* List of tasks *
a – Please translate this sentence from the post on joy into Spanish: "Joy is the ocean feeding the rivers."
b – Write the next part of the post on joy, picking up right after its final sentence.

:: Extract

Sunday, February 17, 2008

Joyology Part 2


Excerpt Two:

We lie to make up for the truths we can not face yet. Dream of mine, 2004

We dare not devote ourselves to welcoming rivers of joy, (and many times without drugs inducing this pseudo joyous state.) We dare not choose joy. I wonder if we even know what the word JOY means. Joy is defined as :
a. Intense and especially ecstatic or exultant happiness.
b. The expression or manifestation of such feeling.
c. To take great pleasure; rejoice.

We are vessels, we can fill ourselves with the fresh waters of joy, or be apathetic and leave room for pain and suffering that will overstay it’s welcome if we let it.
What is the difference in Joy and happiness? We can feel joy and not be able to manifest it. We need to feel and manifest it in our daily lives. It is not reserved for some future event. What else do we have if not our days? This is our time. Now.

Joy is more than happiness. Joy exists on an astral plane above happiness. Joy is the ocean feeding the rivers. Joy is transcendent. Joy is not grandiose.
“Our deepest fear is not that we are in adequate. Our deepest fear is that we are powerful beyond measure. It is our light, not our darkness that frightens us. We ask ourselves, Who am I to be brilliant, gorgeous, talented, and fabulous. Actually, who are you Not to be? You are a child of God.”
Marriane Williamson
I can hear the negative people now, discounting this because they have been brainwashed to believe it is egocentric to think this way.
When we feel trauma and sadness, we need to pay attention, get inside that pain and heal it as a path in our lives. Balance is the key.
“People deal too much with the negative, with what is wrong…why not try and see positive things, to just touch those things and make them bloom.”
I have been afraid to stop focusing on my faults. I have been afraid to stop. If I stop, what if I let one thing go and I am suddenly swallowed up by my wickedness? Where does this come from? Abuse, religious brainwashing, perfectionism. It’s ok, we are not produce, taking a break and focusing on our strengths will not lead to us rotting.

::::
:: Dataset content

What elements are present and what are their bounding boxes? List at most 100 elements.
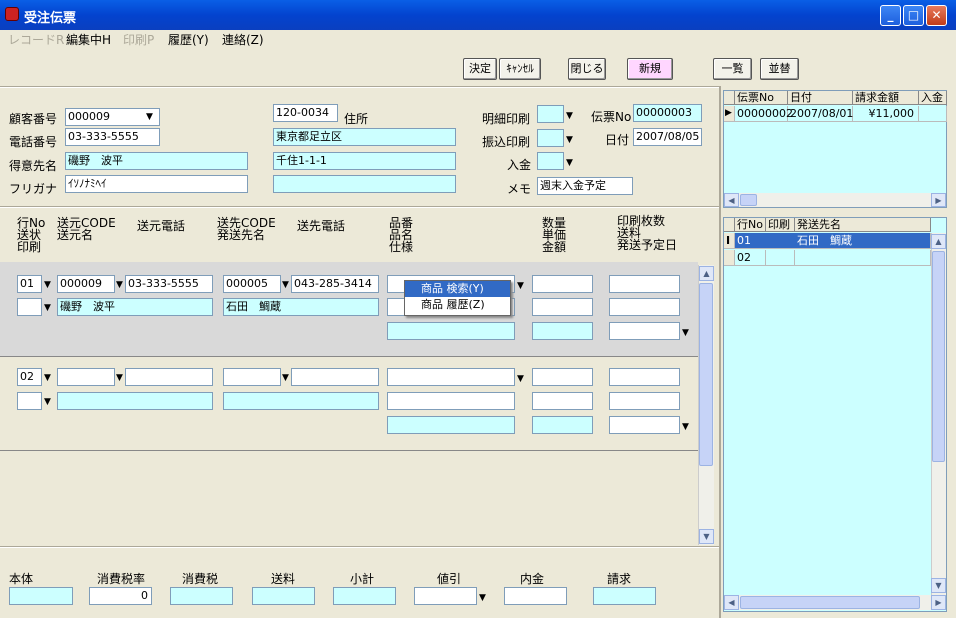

::::

* Expected answers *
a – La alegría es el océano que alimenta los ríos.

b –
We can work on ourselves without focusing too much on how much fixing we need. There is an undercurrent when a woman expresses true confidence and joy. She is arrogant, conceited, grandiose. It is no wonder we are starving for joy. We are searching like lost children, in relationships, in religion, in food, in drugs, not a coincidentally that many of the younger generations have tired to ECSTASY to experience this. Our searching can lead us to dangerous places, in the barren wasteland of drugs, empty dogma, denigrating un-reciprocal relationships. Mothers need to reciprocate in their relationships with their children. Children deserve this. It enrages me that I even have to say this, but I do because I know my own mother. It is not ok to make promises that you won’t keep, to not show up for a visit, even when she is an adult, to be an absent adult parent and an absent grandparent.

Create space for joy. There is room in you. Open your mind, and your heart to joy. Create a welcoming space for joy. Start in your home if it is hard to access internally. Make a vision board about joy, a collage. Find images that resonate and make something artful, hang it up. Joy is healing, it heals and it is healing. It is about freedom, the freedom to feel, to be yourself, you be anything, to BE. Just BE.
We deserve joy, we have suffered enough, our children have suffered for the sins of their parents, for abusers, for the pain of something that is not theirs to own. We need to look within and heal. Our relationships are suffering, we are projecting pain from the past onto our partners. The earth is suffering. Animals suffer. Enough.
But joy can not be fully felt when we can not and have not fully felt our suffering, our losses, our grief. Again, depression gets pathologized and many people end up repressing their pain even more because to be ‘depressed’ is considered weak and taboo. Sometimes we just need to give our love to depression. Depression is repression. Maybe we need to sit and feel it.

“The aim of life is to live, and to live means to be aware, joyously, drunkenly, serenely, divinely aware.” Henry Miller


Welcome joy, feel the fear and welcome her anyway. That tidal wave we fear may be exactly what we need.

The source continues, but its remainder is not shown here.